## Exercise brief
Pull out every one of the entries below and reproduce each line word for word.

[Element placement data]
-*-*-
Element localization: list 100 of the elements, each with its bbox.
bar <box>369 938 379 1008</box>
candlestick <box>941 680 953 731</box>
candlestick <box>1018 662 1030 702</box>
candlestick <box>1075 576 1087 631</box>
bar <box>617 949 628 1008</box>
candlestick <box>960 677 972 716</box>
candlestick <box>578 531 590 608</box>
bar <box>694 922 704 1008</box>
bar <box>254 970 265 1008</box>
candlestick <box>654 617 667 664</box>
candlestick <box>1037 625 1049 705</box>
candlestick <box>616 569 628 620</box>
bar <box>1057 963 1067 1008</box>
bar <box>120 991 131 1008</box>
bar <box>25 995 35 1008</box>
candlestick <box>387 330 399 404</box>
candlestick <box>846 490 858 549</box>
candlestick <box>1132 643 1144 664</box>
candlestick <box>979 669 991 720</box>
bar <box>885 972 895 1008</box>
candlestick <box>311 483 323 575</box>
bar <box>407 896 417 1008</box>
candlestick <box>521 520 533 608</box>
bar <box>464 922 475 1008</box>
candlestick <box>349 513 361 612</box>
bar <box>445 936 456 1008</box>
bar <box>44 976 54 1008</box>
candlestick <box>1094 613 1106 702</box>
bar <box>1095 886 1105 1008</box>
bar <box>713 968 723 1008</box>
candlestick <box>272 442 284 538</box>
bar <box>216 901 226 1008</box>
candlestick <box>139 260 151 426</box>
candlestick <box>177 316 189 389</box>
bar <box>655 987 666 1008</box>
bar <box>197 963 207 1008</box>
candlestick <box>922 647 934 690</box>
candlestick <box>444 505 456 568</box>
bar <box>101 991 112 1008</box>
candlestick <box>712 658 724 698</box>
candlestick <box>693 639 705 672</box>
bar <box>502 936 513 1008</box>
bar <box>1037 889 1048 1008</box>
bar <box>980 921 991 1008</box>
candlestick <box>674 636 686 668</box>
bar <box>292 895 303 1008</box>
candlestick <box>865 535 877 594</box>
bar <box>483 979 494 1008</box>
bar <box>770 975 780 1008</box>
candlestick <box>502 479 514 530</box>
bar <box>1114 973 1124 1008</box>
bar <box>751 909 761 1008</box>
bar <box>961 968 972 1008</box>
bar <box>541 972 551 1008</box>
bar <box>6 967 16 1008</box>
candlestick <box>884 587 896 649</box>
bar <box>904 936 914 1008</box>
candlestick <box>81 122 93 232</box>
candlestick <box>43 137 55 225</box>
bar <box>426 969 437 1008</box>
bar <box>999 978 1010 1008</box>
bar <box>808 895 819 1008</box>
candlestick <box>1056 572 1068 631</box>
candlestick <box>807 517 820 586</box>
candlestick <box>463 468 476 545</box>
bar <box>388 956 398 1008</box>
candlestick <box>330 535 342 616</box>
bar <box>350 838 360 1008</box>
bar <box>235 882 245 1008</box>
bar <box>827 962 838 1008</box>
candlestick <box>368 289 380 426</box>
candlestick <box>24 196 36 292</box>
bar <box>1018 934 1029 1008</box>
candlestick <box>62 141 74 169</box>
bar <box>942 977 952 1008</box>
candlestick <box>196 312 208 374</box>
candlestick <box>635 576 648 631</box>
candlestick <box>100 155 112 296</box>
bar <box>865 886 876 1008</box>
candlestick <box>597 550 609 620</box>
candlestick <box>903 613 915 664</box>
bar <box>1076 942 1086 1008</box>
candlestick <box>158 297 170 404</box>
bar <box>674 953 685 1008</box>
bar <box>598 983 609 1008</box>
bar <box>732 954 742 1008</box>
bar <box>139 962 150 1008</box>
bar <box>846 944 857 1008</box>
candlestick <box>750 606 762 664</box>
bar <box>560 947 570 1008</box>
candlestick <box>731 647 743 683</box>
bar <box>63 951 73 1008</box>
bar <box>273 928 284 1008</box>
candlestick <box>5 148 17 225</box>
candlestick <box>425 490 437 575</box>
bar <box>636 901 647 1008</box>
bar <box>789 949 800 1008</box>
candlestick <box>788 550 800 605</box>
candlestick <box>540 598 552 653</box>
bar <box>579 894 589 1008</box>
-*-*-
## Solution to the exercise
Element localization: list 100 of the elements, each with its bbox.
bar <box>369 938 379 1008</box>
candlestick <box>941 680 953 731</box>
candlestick <box>1018 662 1030 702</box>
candlestick <box>1075 576 1087 631</box>
bar <box>617 949 628 1008</box>
candlestick <box>960 677 972 716</box>
candlestick <box>578 531 590 608</box>
bar <box>694 922 704 1008</box>
bar <box>254 970 265 1008</box>
candlestick <box>654 617 667 664</box>
candlestick <box>1037 625 1049 705</box>
candlestick <box>616 569 628 620</box>
bar <box>1057 963 1067 1008</box>
bar <box>120 991 131 1008</box>
bar <box>25 995 35 1008</box>
candlestick <box>387 330 399 404</box>
candlestick <box>846 490 858 549</box>
candlestick <box>1132 643 1144 664</box>
candlestick <box>979 669 991 720</box>
bar <box>885 972 895 1008</box>
candlestick <box>311 483 323 575</box>
bar <box>407 896 417 1008</box>
candlestick <box>521 520 533 608</box>
bar <box>464 922 475 1008</box>
candlestick <box>349 513 361 612</box>
bar <box>445 936 456 1008</box>
bar <box>44 976 54 1008</box>
candlestick <box>1094 613 1106 702</box>
bar <box>1095 886 1105 1008</box>
bar <box>713 968 723 1008</box>
candlestick <box>272 442 284 538</box>
bar <box>216 901 226 1008</box>
candlestick <box>139 260 151 426</box>
candlestick <box>177 316 189 389</box>
bar <box>655 987 666 1008</box>
bar <box>197 963 207 1008</box>
candlestick <box>922 647 934 690</box>
candlestick <box>444 505 456 568</box>
bar <box>101 991 112 1008</box>
candlestick <box>712 658 724 698</box>
candlestick <box>693 639 705 672</box>
bar <box>502 936 513 1008</box>
bar <box>1037 889 1048 1008</box>
bar <box>980 921 991 1008</box>
candlestick <box>674 636 686 668</box>
bar <box>292 895 303 1008</box>
candlestick <box>865 535 877 594</box>
bar <box>483 979 494 1008</box>
bar <box>770 975 780 1008</box>
candlestick <box>502 479 514 530</box>
bar <box>1114 973 1124 1008</box>
bar <box>751 909 761 1008</box>
bar <box>961 968 972 1008</box>
bar <box>541 972 551 1008</box>
bar <box>6 967 16 1008</box>
candlestick <box>884 587 896 649</box>
bar <box>904 936 914 1008</box>
candlestick <box>81 122 93 232</box>
candlestick <box>43 137 55 225</box>
bar <box>426 969 437 1008</box>
bar <box>999 978 1010 1008</box>
bar <box>808 895 819 1008</box>
candlestick <box>1056 572 1068 631</box>
candlestick <box>807 517 820 586</box>
candlestick <box>463 468 476 545</box>
bar <box>388 956 398 1008</box>
candlestick <box>330 535 342 616</box>
bar <box>350 838 360 1008</box>
bar <box>235 882 245 1008</box>
bar <box>827 962 838 1008</box>
candlestick <box>368 289 380 426</box>
candlestick <box>24 196 36 292</box>
bar <box>1018 934 1029 1008</box>
candlestick <box>62 141 74 169</box>
bar <box>942 977 952 1008</box>
candlestick <box>196 312 208 374</box>
candlestick <box>635 576 648 631</box>
candlestick <box>100 155 112 296</box>
bar <box>865 886 876 1008</box>
candlestick <box>597 550 609 620</box>
candlestick <box>903 613 915 664</box>
bar <box>1076 942 1086 1008</box>
candlestick <box>158 297 170 404</box>
bar <box>674 953 685 1008</box>
bar <box>598 983 609 1008</box>
bar <box>732 954 742 1008</box>
bar <box>139 962 150 1008</box>
bar <box>846 944 857 1008</box>
candlestick <box>750 606 762 664</box>
bar <box>560 947 570 1008</box>
candlestick <box>731 647 743 683</box>
bar <box>63 951 73 1008</box>
bar <box>273 928 284 1008</box>
candlestick <box>5 148 17 225</box>
candlestick <box>425 490 437 575</box>
bar <box>636 901 647 1008</box>
bar <box>789 949 800 1008</box>
candlestick <box>788 550 800 605</box>
candlestick <box>540 598 552 653</box>
bar <box>579 894 589 1008</box>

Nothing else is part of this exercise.